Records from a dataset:
-*-

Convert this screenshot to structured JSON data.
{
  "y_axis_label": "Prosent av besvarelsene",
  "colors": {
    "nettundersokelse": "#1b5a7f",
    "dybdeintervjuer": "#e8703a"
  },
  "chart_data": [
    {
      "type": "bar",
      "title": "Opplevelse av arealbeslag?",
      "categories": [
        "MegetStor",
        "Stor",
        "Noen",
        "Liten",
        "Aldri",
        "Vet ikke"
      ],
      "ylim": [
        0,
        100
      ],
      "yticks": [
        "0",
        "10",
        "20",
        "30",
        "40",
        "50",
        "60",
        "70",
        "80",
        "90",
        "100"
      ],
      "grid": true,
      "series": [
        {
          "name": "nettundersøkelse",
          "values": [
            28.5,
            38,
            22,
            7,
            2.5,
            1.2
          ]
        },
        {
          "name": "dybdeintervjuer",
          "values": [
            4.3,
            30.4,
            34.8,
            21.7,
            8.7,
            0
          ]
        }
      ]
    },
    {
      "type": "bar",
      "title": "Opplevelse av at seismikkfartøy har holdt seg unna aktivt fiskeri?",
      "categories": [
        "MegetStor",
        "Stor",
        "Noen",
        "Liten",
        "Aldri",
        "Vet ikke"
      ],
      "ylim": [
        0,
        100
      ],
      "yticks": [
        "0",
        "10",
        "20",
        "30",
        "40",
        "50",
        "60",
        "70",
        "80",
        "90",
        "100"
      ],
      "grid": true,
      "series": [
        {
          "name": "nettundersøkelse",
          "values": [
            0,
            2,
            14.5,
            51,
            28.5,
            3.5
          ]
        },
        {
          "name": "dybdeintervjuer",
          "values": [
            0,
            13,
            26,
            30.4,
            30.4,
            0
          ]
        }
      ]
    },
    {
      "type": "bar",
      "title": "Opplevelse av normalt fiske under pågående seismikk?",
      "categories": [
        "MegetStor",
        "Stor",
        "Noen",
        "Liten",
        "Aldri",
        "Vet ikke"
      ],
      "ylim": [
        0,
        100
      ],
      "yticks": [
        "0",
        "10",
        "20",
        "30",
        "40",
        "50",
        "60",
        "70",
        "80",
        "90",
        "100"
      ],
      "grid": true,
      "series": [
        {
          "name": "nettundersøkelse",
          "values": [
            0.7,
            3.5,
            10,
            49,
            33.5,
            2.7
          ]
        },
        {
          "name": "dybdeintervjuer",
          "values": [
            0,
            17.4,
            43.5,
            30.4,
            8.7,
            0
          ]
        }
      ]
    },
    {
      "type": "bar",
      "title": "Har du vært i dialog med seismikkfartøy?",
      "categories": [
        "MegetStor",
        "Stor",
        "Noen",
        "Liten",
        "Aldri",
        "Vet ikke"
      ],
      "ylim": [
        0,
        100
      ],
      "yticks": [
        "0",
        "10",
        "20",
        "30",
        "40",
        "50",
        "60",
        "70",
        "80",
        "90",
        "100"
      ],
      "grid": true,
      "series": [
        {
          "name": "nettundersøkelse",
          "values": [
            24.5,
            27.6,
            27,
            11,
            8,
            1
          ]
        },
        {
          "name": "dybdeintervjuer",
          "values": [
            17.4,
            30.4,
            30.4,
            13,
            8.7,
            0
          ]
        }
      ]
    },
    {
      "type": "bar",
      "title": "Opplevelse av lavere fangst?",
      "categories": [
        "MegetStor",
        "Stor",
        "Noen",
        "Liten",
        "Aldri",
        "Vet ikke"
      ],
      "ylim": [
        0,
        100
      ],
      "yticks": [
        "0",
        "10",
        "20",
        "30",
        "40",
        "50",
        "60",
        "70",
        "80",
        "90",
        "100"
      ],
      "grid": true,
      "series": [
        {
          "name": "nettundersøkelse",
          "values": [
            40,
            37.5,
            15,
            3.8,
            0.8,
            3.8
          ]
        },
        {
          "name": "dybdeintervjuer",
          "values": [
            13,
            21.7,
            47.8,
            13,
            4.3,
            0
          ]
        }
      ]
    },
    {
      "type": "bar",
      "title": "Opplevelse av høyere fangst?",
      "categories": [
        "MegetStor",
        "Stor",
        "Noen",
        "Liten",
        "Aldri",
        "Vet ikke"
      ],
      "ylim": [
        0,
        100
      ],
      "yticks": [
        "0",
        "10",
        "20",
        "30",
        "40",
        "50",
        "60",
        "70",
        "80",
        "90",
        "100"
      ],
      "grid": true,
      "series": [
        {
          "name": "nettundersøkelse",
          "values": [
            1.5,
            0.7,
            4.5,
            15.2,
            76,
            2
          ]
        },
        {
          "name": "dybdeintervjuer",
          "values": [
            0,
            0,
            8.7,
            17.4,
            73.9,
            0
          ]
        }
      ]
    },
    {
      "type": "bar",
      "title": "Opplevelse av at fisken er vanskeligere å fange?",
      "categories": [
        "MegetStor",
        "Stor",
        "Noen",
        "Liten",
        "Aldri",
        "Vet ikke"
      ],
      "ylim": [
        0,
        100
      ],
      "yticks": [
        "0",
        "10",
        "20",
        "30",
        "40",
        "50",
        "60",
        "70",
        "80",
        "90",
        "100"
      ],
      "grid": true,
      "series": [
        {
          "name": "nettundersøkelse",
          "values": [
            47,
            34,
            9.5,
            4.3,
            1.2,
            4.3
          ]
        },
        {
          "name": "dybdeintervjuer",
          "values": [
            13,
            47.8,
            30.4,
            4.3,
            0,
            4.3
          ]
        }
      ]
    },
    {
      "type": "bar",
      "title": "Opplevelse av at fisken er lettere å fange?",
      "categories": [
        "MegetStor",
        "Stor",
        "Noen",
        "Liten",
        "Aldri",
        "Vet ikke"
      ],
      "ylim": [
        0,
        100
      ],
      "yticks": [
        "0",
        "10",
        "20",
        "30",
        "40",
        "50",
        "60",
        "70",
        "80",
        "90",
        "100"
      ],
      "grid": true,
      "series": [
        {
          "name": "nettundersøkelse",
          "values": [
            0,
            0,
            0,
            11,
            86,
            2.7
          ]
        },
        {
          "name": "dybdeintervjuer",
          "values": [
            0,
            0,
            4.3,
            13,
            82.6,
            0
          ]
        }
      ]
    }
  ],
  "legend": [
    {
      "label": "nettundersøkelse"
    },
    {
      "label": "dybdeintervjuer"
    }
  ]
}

-*-

→ Direction: Go through the entries and repeat each one exactly.

→ Correct result:
Convert this screenshot to structured JSON data.
{
  "y_axis_label": "Prosent av besvarelsene",
  "colors": {
    "nettundersokelse": "#1b5a7f",
    "dybdeintervjuer": "#e8703a"
  },
  "chart_data": [
    {
      "type": "bar",
      "title": "Opplevelse av arealbeslag?",
      "categories": [
        "MegetStor",
        "Stor",
        "Noen",
        "Liten",
        "Aldri",
        "Vet ikke"
      ],
      "ylim": [
        0,
        100
      ],
      "yticks": [
        "0",
        "10",
        "20",
        "30",
        "40",
        "50",
        "60",
        "70",
        "80",
        "90",
        "100"
      ],
      "grid": true,
      "series": [
        {
          "name": "nettundersøkelse",
          "values": [
            28.5,
            38,
            22,
            7,
            2.5,
            1.2
          ]
        },
        {
          "name": "dybdeintervjuer",
          "values": [
            4.3,
            30.4,
            34.8,
            21.7,
            8.7,
            0
          ]
        }
      ]
    },
    {
      "type": "bar",
      "title": "Opplevelse av at seismikkfartøy har holdt seg unna aktivt fiskeri?",
      "categories": [
        "MegetStor",
        "Stor",
        "Noen",
        "Liten",
        "Aldri",
        "Vet ikke"
      ],
      "ylim": [
        0,
        100
      ],
      "yticks": [
        "0",
        "10",
        "20",
        "30",
        "40",
        "50",
        "60",
        "70",
        "80",
        "90",
        "100"
      ],
      "grid": true,
      "series": [
        {
          "name": "nettundersøkelse",
          "values": [
            0,
            2,
            14.5,
            51,
            28.5,
            3.5
          ]
        },
        {
          "name": "dybdeintervjuer",
          "values": [
            0,
            13,
            26,
            30.4,
            30.4,
            0
          ]
        }
      ]
    },
    {
      "type": "bar",
      "title": "Opplevelse av normalt fiske under pågående seismikk?",
      "categories": [
        "MegetStor",
        "Stor",
        "Noen",
        "Liten",
        "Aldri",
        "Vet ikke"
      ],
      "ylim": [
        0,
        100
      ],
      "yticks": [
        "0",
        "10",
        "20",
        "30",
        "40",
        "50",
        "60",
        "70",
        "80",
        "90",
        "100"
      ],
      "grid": true,
      "series": [
        {
          "name": "nettundersøkelse",
          "values": [
            0.7,
            3.5,
            10,
            49,
            33.5,
            2.7
          ]
        },
        {
          "name": "dybdeintervjuer",
          "values": [
            0,
            17.4,
            43.5,
            30.4,
            8.7,
            0
          ]
        }
      ]
    },
    {
      "type": "bar",
      "title": "Har du vært i dialog med seismikkfartøy?",
      "categories": [
        "MegetStor",
        "Stor",
        "Noen",
        "Liten",
        "Aldri",
        "Vet ikke"
      ],
      "ylim": [
        0,
        100
      ],
      "yticks": [
        "0",
        "10",
        "20",
        "30",
        "40",
        "50",
        "60",
        "70",
        "80",
        "90",
        "100"
      ],
      "grid": true,
      "series": [
        {
          "name": "nettundersøkelse",
          "values": [
            24.5,
            27.6,
            27,
            11,
            8,
            1
          ]
        },
        {
          "name": "dybdeintervjuer",
          "values": [
            17.4,
            30.4,
            30.4,
            13,
            8.7,
            0
          ]
        }
      ]
    },
    {
      "type": "bar",
      "title": "Opplevelse av lavere fangst?",
      "categories": [
        "MegetStor",
        "Stor",
        "Noen",
        "Liten",
        "Aldri",
        "Vet ikke"
      ],
      "ylim": [
        0,
        100
      ],
      "yticks": [
        "0",
        "10",
        "20",
        "30",
        "40",
        "50",
        "60",
        "70",
        "80",
        "90",
        "100"
      ],
      "grid": true,
      "series": [
        {
          "name": "nettundersøkelse",
          "values": [
            40,
            37.5,
            15,
            3.8,
            0.8,
            3.8
          ]
        },
        {
          "name": "dybdeintervjuer",
          "values": [
            13,
            21.7,
            47.8,
            13,
            4.3,
            0
          ]
        }
      ]
    },
    {
      "type": "bar",
      "title": "Opplevelse av høyere fangst?",
      "categories": [
        "MegetStor",
        "Stor",
        "Noen",
        "Liten",
        "Aldri",
        "Vet ikke"
      ],
      "ylim": [
        0,
        100
      ],
      "yticks": [
        "0",
        "10",
        "20",
        "30",
        "40",
        "50",
        "60",
        "70",
        "80",
        "90",
        "100"
      ],
      "grid": true,
      "series": [
        {
          "name": "nettundersøkelse",
          "values": [
            1.5,
            0.7,
            4.5,
            15.2,
            76,
            2
          ]
        },
        {
          "name": "dybdeintervjuer",
          "values": [
            0,
            0,
            8.7,
            17.4,
            73.9,
            0
          ]
        }
      ]
    },
    {
      "type": "bar",
      "title": "Opplevelse av at fisken er vanskeligere å fange?",
      "categories": [
        "MegetStor",
        "Stor",
        "Noen",
        "Liten",
        "Aldri",
        "Vet ikke"
      ],
      "ylim": [
        0,
        100
      ],
      "yticks": [
        "0",
        "10",
        "20",
        "30",
        "40",
        "50",
        "60",
        "70",
        "80",
        "90",
        "100"
      ],
      "grid": true,
      "series": [
        {
          "name": "nettundersøkelse",
          "values": [
            47,
            34,
            9.5,
            4.3,
            1.2,
            4.3
          ]
        },
        {
          "name": "dybdeintervjuer",
          "values": [
            13,
            47.8,
            30.4,
            4.3,
            0,
            4.3
          ]
        }
      ]
    },
    {
      "type": "bar",
      "title": "Opplevelse av at fisken er lettere å fange?",
      "categories": [
        "MegetStor",
        "Stor",
        "Noen",
        "Liten",
        "Aldri",
        "Vet ikke"
      ],
      "ylim": [
        0,
        100
      ],
      "yticks": [
        "0",
        "10",
        "20",
        "30",
        "40",
        "50",
        "60",
        "70",
        "80",
        "90",
        "100"
      ],
      "grid": true,
      "series": [
        {
          "name": "nettundersøkelse",
          "values": [
            0,
            0,
            0,
            11,
            86,
            2.7
          ]
        },
        {
          "name": "dybdeintervjuer",
          "values": [
            0,
            0,
            4.3,
            13,
            82.6,
            0
          ]
        }
      ]
    }
  ],
  "legend": [
    {
      "label": "nettundersøkelse"
    },
    {
      "label": "dybdeintervjuer"
    }
  ]
}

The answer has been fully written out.